● Dataset records:
____
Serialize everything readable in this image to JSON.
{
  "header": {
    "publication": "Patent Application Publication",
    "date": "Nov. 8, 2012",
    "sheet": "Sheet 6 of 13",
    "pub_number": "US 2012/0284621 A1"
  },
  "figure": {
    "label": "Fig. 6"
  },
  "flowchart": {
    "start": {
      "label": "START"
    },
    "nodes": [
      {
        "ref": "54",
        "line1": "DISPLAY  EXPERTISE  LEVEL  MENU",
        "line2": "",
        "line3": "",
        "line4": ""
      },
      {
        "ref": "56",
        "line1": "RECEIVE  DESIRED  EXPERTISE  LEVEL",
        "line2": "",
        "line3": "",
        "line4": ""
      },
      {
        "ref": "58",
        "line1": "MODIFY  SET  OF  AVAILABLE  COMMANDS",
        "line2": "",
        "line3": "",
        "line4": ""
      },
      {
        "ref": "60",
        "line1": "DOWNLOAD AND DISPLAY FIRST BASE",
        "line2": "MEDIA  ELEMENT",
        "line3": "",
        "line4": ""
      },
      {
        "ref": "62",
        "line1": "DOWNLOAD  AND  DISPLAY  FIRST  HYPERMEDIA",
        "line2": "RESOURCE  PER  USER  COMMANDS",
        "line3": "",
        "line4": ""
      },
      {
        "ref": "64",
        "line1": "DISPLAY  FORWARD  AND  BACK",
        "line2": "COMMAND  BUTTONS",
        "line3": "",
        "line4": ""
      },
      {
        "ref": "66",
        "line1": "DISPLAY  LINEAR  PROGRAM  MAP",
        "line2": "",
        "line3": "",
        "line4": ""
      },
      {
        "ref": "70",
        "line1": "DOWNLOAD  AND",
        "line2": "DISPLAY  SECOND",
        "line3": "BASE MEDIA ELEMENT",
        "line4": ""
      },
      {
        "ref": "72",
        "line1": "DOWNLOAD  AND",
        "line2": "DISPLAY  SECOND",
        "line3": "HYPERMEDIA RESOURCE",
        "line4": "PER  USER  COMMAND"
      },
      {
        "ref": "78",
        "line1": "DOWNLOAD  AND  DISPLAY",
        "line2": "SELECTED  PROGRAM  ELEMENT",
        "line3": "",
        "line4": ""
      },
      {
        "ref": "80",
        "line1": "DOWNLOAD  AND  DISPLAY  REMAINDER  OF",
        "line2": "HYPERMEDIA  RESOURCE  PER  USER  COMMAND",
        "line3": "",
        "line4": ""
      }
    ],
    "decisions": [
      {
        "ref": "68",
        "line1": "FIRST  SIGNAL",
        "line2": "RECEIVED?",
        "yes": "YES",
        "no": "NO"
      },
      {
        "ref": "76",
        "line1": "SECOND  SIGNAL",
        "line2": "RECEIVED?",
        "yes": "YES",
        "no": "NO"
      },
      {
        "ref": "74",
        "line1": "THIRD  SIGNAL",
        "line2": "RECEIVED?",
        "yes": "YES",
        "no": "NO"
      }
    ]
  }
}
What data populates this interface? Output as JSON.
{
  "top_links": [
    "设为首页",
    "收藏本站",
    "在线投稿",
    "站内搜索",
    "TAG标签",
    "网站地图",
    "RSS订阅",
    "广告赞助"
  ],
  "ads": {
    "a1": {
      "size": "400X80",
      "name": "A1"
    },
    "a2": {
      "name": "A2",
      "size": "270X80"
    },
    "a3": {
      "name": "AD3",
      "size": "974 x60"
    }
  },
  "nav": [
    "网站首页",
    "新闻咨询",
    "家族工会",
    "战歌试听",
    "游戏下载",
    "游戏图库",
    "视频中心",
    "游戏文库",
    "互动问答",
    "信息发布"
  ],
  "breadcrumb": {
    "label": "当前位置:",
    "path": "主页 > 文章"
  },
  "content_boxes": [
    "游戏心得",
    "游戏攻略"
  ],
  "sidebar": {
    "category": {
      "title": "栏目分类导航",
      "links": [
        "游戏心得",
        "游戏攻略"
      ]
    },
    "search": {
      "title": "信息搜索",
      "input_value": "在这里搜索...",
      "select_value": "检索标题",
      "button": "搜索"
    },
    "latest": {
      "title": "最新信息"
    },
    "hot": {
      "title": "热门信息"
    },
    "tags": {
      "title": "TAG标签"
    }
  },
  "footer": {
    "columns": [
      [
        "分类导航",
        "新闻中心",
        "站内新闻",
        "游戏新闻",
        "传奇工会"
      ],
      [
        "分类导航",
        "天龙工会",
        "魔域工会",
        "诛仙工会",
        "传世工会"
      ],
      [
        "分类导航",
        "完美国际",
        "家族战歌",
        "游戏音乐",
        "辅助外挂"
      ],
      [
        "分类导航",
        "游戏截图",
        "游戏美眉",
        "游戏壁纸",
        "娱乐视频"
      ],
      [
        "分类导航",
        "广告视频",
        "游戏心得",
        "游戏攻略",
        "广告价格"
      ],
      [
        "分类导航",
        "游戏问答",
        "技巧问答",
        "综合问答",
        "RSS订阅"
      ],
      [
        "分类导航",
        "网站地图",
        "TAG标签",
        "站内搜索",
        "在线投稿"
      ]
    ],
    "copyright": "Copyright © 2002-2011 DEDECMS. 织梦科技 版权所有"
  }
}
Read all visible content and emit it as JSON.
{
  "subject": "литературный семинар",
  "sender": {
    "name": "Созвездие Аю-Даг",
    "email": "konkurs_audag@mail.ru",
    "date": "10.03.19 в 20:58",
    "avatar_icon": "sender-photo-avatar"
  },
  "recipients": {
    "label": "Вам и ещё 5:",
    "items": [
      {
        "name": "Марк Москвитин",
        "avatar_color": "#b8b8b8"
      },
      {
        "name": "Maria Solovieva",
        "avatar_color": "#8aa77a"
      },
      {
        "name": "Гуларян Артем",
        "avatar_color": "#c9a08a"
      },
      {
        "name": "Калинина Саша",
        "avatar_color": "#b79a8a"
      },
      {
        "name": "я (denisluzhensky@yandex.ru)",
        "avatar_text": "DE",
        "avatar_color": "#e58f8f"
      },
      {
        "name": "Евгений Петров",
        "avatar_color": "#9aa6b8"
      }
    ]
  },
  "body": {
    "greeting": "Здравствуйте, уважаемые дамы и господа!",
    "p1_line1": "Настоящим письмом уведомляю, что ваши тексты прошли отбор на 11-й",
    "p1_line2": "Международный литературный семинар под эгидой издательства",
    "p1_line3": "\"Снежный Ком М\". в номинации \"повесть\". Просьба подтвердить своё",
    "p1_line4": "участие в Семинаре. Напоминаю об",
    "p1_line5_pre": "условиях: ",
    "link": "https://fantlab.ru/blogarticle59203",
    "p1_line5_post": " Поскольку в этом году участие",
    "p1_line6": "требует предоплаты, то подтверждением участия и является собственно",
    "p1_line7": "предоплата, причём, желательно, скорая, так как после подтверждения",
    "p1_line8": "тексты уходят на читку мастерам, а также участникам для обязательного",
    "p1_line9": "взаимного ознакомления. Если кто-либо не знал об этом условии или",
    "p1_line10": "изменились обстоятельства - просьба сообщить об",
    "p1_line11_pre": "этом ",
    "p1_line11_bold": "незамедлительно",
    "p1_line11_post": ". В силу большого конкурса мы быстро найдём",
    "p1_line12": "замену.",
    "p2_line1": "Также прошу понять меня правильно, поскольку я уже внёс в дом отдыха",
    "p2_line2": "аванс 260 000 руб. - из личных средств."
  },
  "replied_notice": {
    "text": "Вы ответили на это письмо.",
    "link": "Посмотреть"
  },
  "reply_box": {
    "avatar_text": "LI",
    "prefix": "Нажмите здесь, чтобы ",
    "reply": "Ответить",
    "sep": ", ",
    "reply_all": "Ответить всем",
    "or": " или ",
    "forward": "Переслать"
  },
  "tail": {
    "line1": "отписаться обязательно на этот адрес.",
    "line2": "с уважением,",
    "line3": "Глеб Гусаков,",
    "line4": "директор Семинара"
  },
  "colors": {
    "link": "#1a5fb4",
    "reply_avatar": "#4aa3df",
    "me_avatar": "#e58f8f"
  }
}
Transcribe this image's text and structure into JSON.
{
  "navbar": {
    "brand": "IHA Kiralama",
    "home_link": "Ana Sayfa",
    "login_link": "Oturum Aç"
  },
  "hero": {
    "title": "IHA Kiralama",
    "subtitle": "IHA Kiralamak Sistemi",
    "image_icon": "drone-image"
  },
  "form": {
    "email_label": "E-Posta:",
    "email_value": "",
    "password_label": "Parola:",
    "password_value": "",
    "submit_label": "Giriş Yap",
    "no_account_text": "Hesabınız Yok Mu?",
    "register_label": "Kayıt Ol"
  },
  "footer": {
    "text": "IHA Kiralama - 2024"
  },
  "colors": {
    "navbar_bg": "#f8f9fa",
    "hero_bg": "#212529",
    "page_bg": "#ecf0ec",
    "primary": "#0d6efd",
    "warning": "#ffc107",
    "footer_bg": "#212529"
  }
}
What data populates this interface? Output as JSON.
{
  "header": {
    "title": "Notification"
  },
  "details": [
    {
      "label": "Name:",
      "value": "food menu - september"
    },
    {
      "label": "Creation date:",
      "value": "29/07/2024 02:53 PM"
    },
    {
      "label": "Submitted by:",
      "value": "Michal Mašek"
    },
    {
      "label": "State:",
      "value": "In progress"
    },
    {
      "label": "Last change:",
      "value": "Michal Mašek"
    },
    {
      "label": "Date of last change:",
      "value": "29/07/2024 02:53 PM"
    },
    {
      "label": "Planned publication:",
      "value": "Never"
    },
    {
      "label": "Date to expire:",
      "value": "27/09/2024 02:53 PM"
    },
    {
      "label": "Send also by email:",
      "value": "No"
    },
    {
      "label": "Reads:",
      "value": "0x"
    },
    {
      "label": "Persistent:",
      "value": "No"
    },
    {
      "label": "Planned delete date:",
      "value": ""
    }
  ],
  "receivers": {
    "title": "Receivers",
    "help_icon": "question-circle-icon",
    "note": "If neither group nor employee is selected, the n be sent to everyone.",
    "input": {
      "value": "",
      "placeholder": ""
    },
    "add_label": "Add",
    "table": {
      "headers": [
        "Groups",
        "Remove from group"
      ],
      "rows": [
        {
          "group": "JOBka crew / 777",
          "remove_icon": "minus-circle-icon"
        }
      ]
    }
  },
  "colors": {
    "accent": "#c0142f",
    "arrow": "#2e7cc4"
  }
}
____
● Task: From the listing above, copy out each line where the word "JSON" appears.

● Written response:
Serialize everything readable in this image to JSON.
What data populates this interface? Output as JSON.
Read all visible content and emit it as JSON.
Transcribe this image's text and structure into JSON.
What data populates this interface? Output as JSON.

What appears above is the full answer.